▶ [REQUIREMENTS] Sort through the data and copy the lines holding the word "gibi".

▶ [DATA SECTION]
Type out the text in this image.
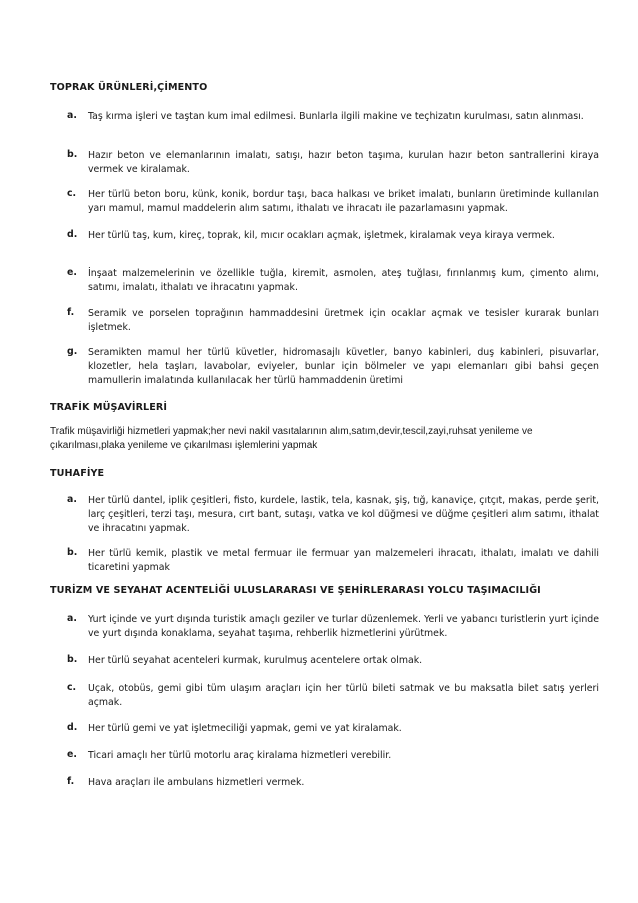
TOPRAK ÜRÜNLERİ,ÇİMENTO
a. Taş kırma işleri ve taştan kum imal edilmesi. Bunlarla ilgili makine ve teçhizatın kurulması, satın alınması.
b. Hazır beton ve elemanlarının imalatı, satışı, hazır beton taşıma, kurulan hazır beton santrallerini kiraya vermek ve kiralamak.
c. Her türlü beton boru, künk, konik, bordur taşı, baca halkası ve briket imalatı, bunların üretiminde kullanılan yarı mamul, mamul maddelerin alım satımı, ithalatı ve ihracatı ile pazarlamasını yapmak.
d. Her türlü taş, kum, kireç, toprak, kil, mıcır ocakları açmak, işletmek, kiralamak veya kiraya vermek.
e. İnşaat malzemelerinin ve özellikle tuğla, kiremit, asmolen, ateş tuğlası, fırınlanmış kum, çimento alımı, satımı, imalatı, ithalatı ve ihracatını yapmak.
f. Seramik ve porselen toprağının hammaddesini üretmek için ocaklar açmak ve tesisler kurarak bunları işletmek.
g. Seramikten mamul her türlü küvetler, hidromasajlı küvetler, banyo kabinleri, duş kabinleri, pisuvarlar, klozetler, hela taşları, lavabolar, eviyeler, bunlar için bölmeler ve yapı elemanları gibi bahsi geçen mamullerin imalatında kullanılacak her türlü hammaddenin üretimi
TRAFİK MÜŞAVİRLERİ
Trafik müşavirliği hizmetleri yapmak;her nevi nakil vasıtalarının alım,satım,devir,tescil,zayi,ruhsat yenileme ve çıkarılması,plaka yenileme ve çıkarılması işlemlerini yapmak
TUHAFİYE
a. Her türlü dantel, iplik çeşitleri, fisto, kurdele, lastik, tela, kasnak, şiş, tığ, kanaviçe, çıtçıt, makas, perde şerit, larç çeşitleri, terzi taşı, mesura, cırt bant, sutaşı, vatka ve kol düğmesi ve düğme çeşitleri alım satımı, ithalat ve ihracatını yapmak.
b. Her türlü kemik, plastik ve metal fermuar ile fermuar yan malzemeleri ihracatı, ithalatı, imalatı ve dahili ticaretini yapmak
TURİZM VE SEYAHAT ACENTELİĞİ ULUSLARARASI VE ŞEHİRLERARASI YOLCU TAŞIMACILIĞI
a. Yurt içinde ve yurt dışında turistik amaçlı geziler ve turlar düzenlemek. Yerli ve yabancı turistlerin yurt içinde ve yurt dışında konaklama, seyahat taşıma, rehberlik hizmetlerini yürütmek.
b. Her türlü seyahat acenteleri kurmak, kurulmuş acentelere ortak olmak.
c. Uçak, otobüs, gemi gibi tüm ulaşım araçları için her türlü bileti satmak ve bu maksatla bilet satış yerleri açmak.
d. Her türlü gemi ve yat işletmeciliği yapmak, gemi ve yat kiralamak.
e. Ticari amaçlı her türlü motorlu araç kiralama hizmetleri verebilir.
f. Hava araçları ile ambulans hizmetleri vermek.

▶ [OUTPUT BELOW]
g. Seramikten mamul her türlü küvetler, hidromasajlı küvetler, banyo kabinleri, duş kabinleri, pisuvarlar, klozetler, hela taşları, lavabolar, eviyeler, bunlar için bölmeler ve yapı elemanları gibi bahsi geçen mamullerin imalatında kullanılacak her türlü hammaddenin üretimi
c. Uçak, otobüs, gemi gibi tüm ulaşım araçları için her türlü bileti satmak ve bu maksatla bilet satış yerleri açmak.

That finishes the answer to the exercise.